- **VORGEGEBENER TEXT**:
--------------------
Die Antragstellerin wurde mit Beschluss vom 19. Juli 2006, der ihr am selben Tage telefonisch durch den Richter bekanntgegeben wurde, zunächst im Wege der einstweiligen Anordnung und später durch Hauptsacheentscheidung zur Berufsbetreuerin für die Betroffene bestellt. Auf die hiergegen von der Betroffenen eingelegte und auf die Betreuerauswahl beschränkte Beschwerde entließ das Amtsgericht mit Beschluss vom 24. April 2007 die Antragstellerin als Betreuerin und bestellte stattdessen die Beteiligte zu 2), welche die Betroffene erstmals im Beschwerdeverfahren als Betreuerin vorgeschlagen hatte, zur ehrenamtlichen Betreuerin. Dieser Beschluss wurde der Antragstellerin erst am 10. Mai 2007 zugestellt.

Unter dem 26. Mai 2007 beantragte die Antragstellerin für ihre Tätigkeit die Festsetzung einer pauschalierten Betreuervergütung, wobei sie von einem Vergütungszeitraum bis 30. Juni 2007 ausging.

Die Rechtspflegerin des Amtsgerichts setzte mit Beschluss vom 05. Juli 2007 eine Vergütung von 2.503,60 EUR fest, wobei sie nur einen vergütungsfähigen Zeitraum vom 20. Juli 2006 bis 10. Mai 2007 zu Grunde legte.
--------------------
- **DATENAUSZUG**:
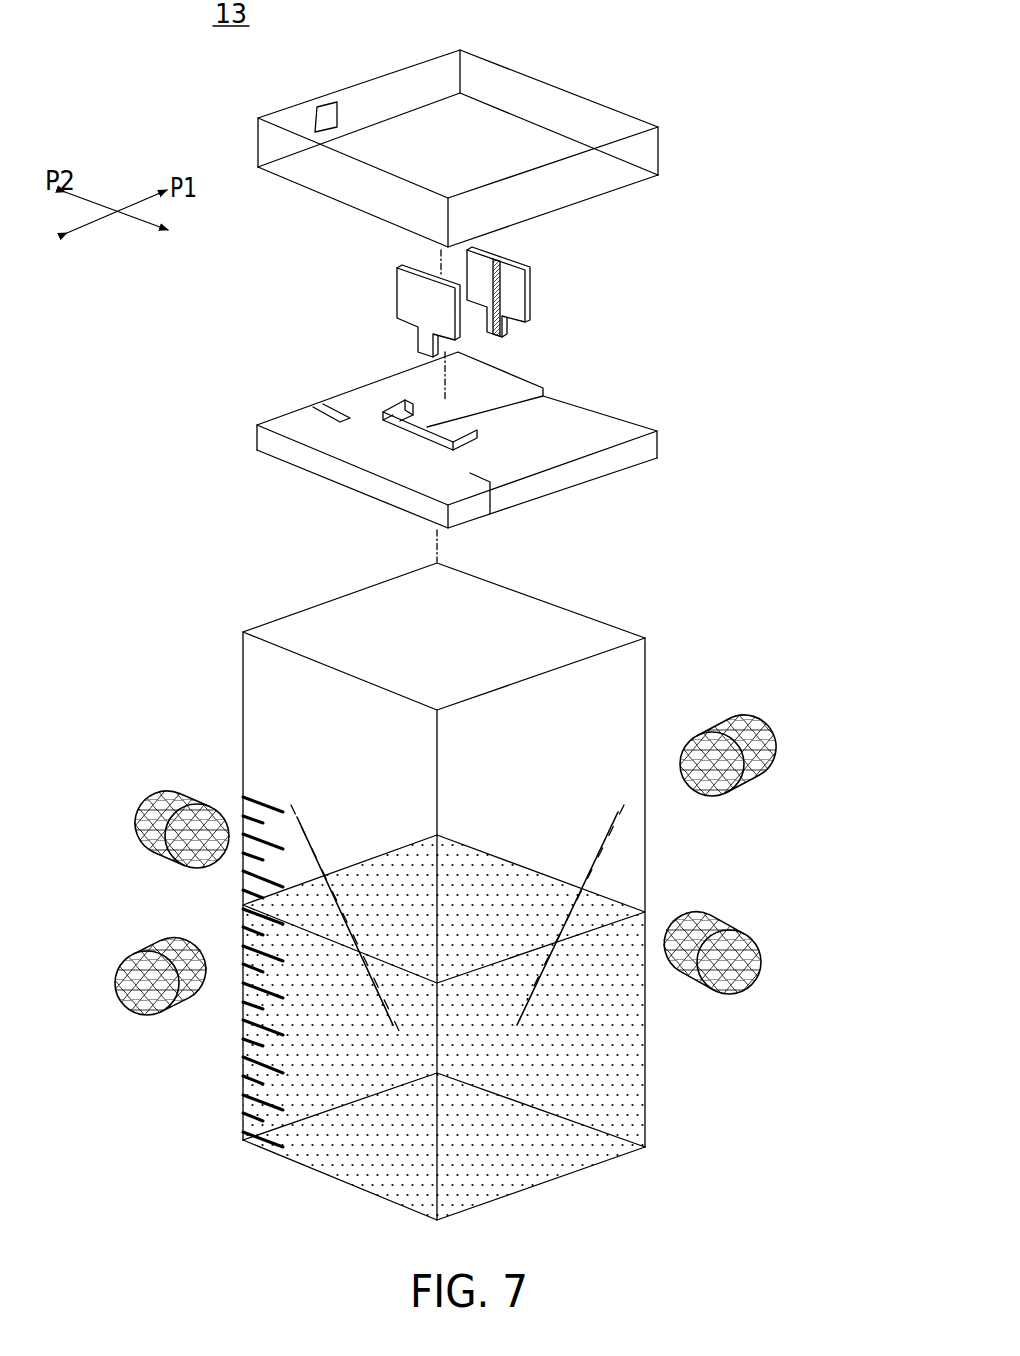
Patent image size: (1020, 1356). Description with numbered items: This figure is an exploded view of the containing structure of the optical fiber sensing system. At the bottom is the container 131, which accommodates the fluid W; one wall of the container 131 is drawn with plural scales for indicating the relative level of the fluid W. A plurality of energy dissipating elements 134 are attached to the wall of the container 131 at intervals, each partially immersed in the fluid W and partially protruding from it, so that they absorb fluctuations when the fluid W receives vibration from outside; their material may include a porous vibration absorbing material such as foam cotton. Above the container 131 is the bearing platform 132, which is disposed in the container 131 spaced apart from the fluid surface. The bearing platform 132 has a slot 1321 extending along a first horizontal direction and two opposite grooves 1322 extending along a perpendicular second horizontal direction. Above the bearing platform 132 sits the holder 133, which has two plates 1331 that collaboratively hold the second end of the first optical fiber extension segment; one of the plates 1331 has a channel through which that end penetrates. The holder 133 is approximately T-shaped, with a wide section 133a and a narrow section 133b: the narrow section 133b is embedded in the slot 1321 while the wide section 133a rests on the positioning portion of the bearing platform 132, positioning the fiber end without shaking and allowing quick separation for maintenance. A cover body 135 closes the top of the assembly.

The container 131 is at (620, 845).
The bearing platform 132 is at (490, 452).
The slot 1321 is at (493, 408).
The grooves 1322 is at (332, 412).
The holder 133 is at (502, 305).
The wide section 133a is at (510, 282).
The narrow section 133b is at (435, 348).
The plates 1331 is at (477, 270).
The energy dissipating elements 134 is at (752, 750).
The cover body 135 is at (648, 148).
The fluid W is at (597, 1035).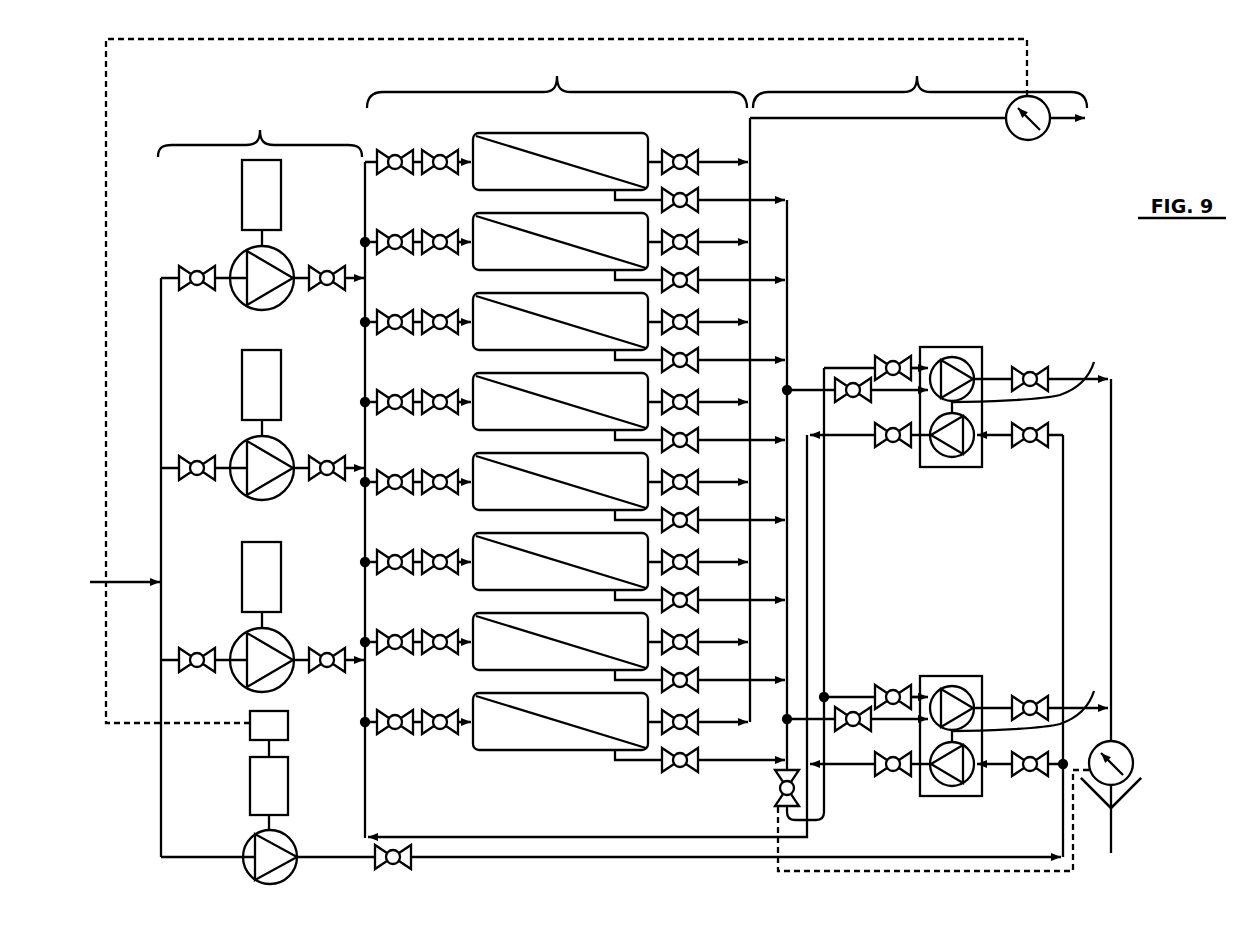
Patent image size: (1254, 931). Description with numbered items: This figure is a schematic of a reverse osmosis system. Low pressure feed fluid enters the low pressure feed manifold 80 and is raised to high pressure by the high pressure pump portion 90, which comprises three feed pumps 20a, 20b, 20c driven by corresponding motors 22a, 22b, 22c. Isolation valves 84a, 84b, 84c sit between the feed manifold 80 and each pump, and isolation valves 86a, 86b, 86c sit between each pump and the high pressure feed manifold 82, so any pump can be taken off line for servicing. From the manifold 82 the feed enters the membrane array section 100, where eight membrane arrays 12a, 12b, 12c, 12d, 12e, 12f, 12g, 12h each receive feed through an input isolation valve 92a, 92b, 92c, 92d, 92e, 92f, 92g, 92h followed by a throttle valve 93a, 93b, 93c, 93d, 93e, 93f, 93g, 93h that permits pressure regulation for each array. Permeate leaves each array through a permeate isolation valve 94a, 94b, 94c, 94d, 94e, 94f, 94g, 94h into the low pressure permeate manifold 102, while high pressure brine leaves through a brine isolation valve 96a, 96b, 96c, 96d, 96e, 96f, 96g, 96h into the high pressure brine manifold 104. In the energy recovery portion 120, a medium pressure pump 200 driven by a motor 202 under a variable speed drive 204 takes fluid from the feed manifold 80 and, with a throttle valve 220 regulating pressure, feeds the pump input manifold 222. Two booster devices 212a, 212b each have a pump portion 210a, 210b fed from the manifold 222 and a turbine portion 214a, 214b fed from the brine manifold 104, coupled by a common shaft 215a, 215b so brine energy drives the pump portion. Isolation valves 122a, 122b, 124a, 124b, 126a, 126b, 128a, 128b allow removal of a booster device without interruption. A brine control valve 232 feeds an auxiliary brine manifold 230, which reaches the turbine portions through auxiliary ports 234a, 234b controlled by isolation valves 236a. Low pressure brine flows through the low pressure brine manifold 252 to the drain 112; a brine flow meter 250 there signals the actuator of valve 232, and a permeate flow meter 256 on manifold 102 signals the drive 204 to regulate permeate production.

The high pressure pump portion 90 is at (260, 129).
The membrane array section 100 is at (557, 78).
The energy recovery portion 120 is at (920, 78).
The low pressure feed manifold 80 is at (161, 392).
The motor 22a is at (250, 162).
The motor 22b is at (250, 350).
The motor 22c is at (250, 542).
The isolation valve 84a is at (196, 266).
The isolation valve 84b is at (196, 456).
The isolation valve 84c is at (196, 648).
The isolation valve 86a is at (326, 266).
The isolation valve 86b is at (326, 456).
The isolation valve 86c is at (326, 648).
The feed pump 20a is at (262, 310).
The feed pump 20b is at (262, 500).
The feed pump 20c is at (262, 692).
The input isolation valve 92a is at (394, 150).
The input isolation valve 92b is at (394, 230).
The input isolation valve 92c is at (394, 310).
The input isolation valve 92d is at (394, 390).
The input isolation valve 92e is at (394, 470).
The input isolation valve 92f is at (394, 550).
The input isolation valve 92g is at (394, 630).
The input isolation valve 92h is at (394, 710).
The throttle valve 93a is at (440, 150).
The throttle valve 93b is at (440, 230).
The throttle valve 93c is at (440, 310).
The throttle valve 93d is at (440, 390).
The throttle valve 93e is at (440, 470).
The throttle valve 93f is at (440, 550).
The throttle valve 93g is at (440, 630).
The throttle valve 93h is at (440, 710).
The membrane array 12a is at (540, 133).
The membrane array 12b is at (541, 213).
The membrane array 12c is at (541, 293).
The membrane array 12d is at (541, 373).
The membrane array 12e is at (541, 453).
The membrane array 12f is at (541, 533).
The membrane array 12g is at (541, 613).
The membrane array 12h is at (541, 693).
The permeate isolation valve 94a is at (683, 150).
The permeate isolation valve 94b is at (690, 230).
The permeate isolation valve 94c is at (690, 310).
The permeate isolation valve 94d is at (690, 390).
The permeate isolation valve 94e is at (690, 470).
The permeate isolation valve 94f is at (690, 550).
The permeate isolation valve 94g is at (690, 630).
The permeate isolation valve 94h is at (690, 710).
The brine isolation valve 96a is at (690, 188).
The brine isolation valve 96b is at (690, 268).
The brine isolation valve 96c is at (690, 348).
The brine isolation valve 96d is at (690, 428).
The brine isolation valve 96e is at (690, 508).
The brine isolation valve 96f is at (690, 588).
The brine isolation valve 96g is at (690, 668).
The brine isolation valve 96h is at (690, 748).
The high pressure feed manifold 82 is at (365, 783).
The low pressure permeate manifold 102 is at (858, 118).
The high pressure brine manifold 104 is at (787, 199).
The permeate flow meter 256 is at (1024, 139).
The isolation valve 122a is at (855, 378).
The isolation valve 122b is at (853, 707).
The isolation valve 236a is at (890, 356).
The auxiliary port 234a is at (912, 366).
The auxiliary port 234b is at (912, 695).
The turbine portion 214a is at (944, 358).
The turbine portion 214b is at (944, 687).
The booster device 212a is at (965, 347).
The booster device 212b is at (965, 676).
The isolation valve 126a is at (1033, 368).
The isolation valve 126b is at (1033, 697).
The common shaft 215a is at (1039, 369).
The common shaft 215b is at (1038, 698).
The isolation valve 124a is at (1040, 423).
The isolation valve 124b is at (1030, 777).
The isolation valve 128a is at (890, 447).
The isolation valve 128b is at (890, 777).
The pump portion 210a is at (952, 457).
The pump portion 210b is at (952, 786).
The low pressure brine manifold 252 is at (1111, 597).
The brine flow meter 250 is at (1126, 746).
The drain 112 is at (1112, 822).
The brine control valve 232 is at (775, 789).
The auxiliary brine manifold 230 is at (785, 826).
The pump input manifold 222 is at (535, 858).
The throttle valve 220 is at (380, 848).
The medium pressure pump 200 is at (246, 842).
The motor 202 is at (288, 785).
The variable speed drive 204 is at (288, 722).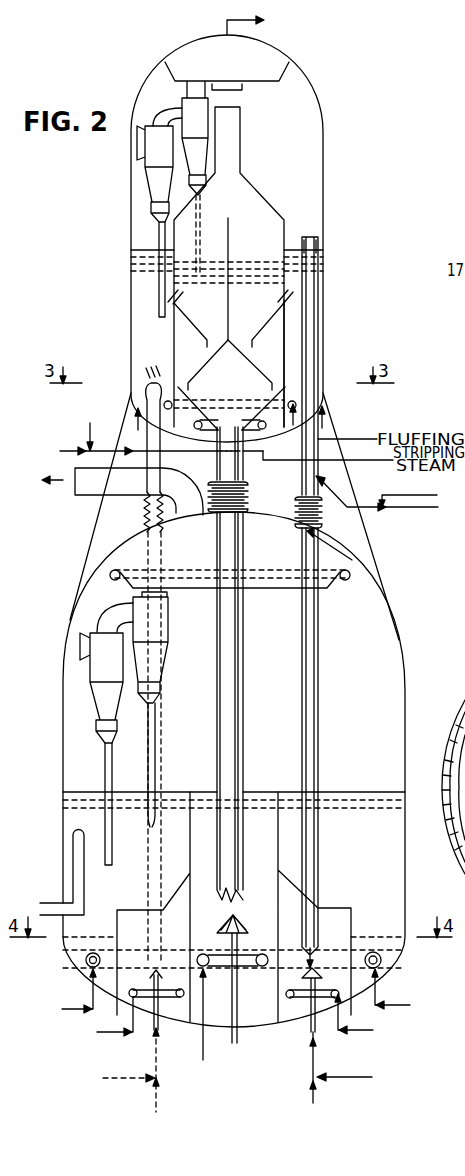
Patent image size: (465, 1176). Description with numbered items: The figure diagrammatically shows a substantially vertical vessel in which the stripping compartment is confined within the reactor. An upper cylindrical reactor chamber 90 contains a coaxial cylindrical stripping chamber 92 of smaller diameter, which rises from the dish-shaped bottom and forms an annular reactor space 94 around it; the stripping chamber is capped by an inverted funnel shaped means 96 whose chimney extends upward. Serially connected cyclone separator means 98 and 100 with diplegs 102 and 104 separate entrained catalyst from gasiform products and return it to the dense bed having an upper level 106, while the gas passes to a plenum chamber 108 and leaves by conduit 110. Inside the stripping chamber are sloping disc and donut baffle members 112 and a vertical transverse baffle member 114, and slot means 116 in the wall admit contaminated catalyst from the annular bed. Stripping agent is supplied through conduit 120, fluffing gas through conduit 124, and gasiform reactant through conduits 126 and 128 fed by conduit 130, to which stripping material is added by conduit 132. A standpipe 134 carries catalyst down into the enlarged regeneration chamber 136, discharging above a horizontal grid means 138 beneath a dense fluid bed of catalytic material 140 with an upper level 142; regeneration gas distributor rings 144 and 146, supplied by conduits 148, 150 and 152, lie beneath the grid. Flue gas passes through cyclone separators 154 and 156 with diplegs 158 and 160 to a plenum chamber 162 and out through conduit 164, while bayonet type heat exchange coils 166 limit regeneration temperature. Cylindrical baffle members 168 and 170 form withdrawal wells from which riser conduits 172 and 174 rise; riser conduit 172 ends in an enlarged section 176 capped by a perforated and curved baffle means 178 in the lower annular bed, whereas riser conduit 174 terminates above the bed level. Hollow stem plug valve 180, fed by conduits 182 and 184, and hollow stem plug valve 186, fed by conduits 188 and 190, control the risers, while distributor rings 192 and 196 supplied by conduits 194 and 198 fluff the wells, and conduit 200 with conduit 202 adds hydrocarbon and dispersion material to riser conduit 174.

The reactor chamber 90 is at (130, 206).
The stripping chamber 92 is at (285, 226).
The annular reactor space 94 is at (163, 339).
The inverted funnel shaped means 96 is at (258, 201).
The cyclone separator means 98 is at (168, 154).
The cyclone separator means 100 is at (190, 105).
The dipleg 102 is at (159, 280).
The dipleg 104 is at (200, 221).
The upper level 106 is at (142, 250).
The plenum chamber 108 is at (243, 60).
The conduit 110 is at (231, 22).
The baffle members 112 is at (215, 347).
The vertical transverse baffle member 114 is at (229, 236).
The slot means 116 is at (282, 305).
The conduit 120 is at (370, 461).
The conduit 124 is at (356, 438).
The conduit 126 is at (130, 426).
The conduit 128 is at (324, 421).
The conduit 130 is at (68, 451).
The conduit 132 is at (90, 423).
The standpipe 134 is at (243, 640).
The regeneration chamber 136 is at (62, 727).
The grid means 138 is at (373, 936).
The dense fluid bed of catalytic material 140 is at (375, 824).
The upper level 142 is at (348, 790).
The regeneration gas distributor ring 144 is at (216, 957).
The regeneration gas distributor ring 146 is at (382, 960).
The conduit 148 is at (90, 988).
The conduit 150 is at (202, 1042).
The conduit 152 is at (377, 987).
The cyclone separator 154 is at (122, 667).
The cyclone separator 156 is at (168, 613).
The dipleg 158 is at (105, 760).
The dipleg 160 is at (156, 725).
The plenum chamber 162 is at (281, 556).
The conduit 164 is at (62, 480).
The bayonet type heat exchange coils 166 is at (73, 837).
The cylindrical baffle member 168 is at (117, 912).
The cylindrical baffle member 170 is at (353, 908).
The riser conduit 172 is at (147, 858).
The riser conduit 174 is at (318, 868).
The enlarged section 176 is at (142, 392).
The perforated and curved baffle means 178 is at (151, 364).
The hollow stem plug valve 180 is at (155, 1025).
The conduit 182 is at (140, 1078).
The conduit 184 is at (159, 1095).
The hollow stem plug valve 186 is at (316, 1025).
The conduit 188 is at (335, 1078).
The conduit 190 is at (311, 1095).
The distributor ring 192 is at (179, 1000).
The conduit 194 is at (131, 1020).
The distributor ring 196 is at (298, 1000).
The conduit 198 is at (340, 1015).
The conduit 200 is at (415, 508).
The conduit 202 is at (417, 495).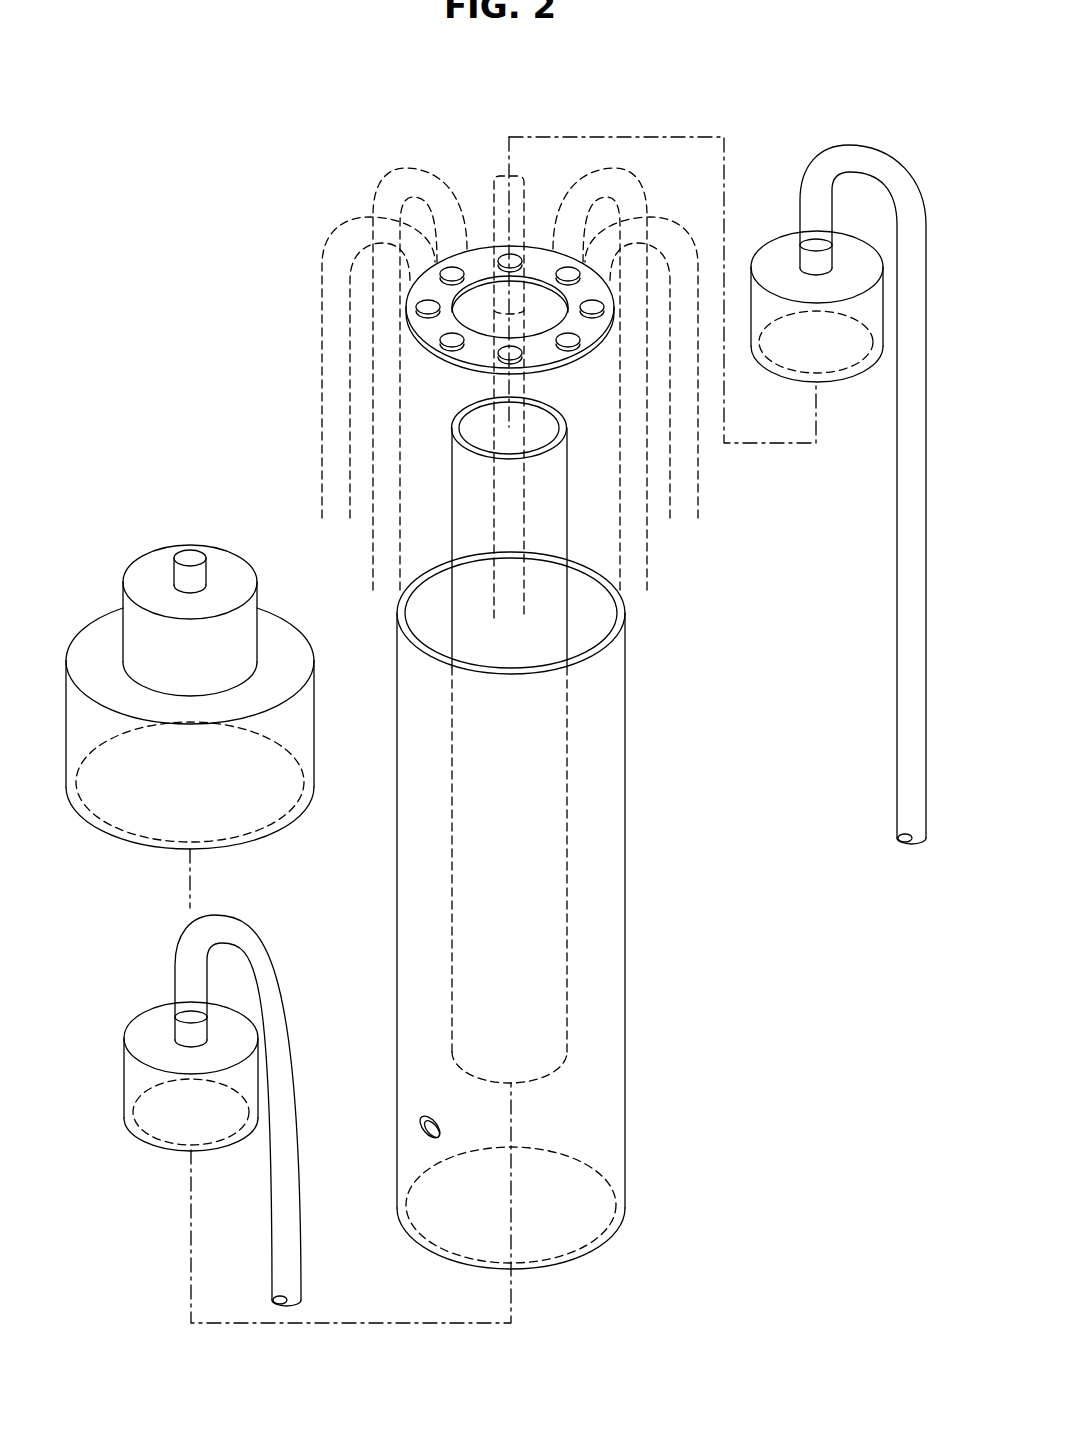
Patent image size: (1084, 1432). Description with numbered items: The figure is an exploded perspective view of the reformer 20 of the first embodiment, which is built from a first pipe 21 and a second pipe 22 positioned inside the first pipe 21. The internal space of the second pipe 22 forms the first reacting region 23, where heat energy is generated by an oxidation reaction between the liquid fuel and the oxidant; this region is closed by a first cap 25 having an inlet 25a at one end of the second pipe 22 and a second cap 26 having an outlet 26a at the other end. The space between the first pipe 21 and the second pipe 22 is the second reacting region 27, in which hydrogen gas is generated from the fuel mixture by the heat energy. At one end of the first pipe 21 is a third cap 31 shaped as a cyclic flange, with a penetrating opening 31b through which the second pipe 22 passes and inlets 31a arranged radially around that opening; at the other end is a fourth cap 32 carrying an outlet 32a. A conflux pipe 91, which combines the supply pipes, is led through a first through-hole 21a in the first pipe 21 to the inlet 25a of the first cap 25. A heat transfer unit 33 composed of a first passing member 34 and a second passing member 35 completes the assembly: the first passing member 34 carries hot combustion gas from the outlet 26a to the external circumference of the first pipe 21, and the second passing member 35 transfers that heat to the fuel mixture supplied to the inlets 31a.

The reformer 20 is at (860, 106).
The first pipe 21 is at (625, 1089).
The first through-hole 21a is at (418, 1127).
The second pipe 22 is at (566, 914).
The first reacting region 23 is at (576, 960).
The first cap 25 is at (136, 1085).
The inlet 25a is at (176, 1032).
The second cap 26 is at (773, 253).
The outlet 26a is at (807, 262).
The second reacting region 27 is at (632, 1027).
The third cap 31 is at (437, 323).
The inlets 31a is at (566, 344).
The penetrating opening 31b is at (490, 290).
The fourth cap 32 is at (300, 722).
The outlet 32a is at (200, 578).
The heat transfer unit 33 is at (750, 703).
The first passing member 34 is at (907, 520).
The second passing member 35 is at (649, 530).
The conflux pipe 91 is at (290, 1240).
--------------------
- **KURZE AUFGABE 1**:
Wie hoch war laut dem Text über die Betreuervergütung die Vergütung, die die Rechtspflegerin des Amtsgerichts am 05. Juli 2007 festsetzte?
- **KURZE AUFGABE 2**:
Führen Sie den Text über die Betreuervergütung nach seinem letzten Satz weiter.
Das Material spielt hierfür keine Rolle.

- **SCHRIFTLICHE ANTWORT 1**:
2.503,60 EUR.

- **SCHRIFTLICHE ANTWORT 2**:
Gegen diesen Beschluss legte die Antragstellerin unter Hinweis auf die Vorschrift des § 5 Abs. 5 Satz 1 VBVG sofortige Beschwerde ein, soweit der Zeitraum vom 11. Mai 2007 bis 30. Juni 2007 nicht berücksichtigt worden war. Das Landgericht wies mit Beschluss vom 02. August 2007 unter Zulassung der weiteren Beschwerde die sofortige Beschwerde zurück. Zur Begründung wurde im Wesentlichen ausgeführt, da vorliegend ein ehrenamtlicher Betreuer im Wege der Beschwerde gegen die Erstbestellung des Berufsbetreuers in das Amt gelangt sei, finde § 5 Abs. 5 Satz 1 VBVG keine Anwendung. Die Vorschrift erfasse nur eine Entlassung des Betreuers im Sinne des § 1908 b Abs. 1 Satz 3 BGB aufgrund eines entsprechenden Antrages.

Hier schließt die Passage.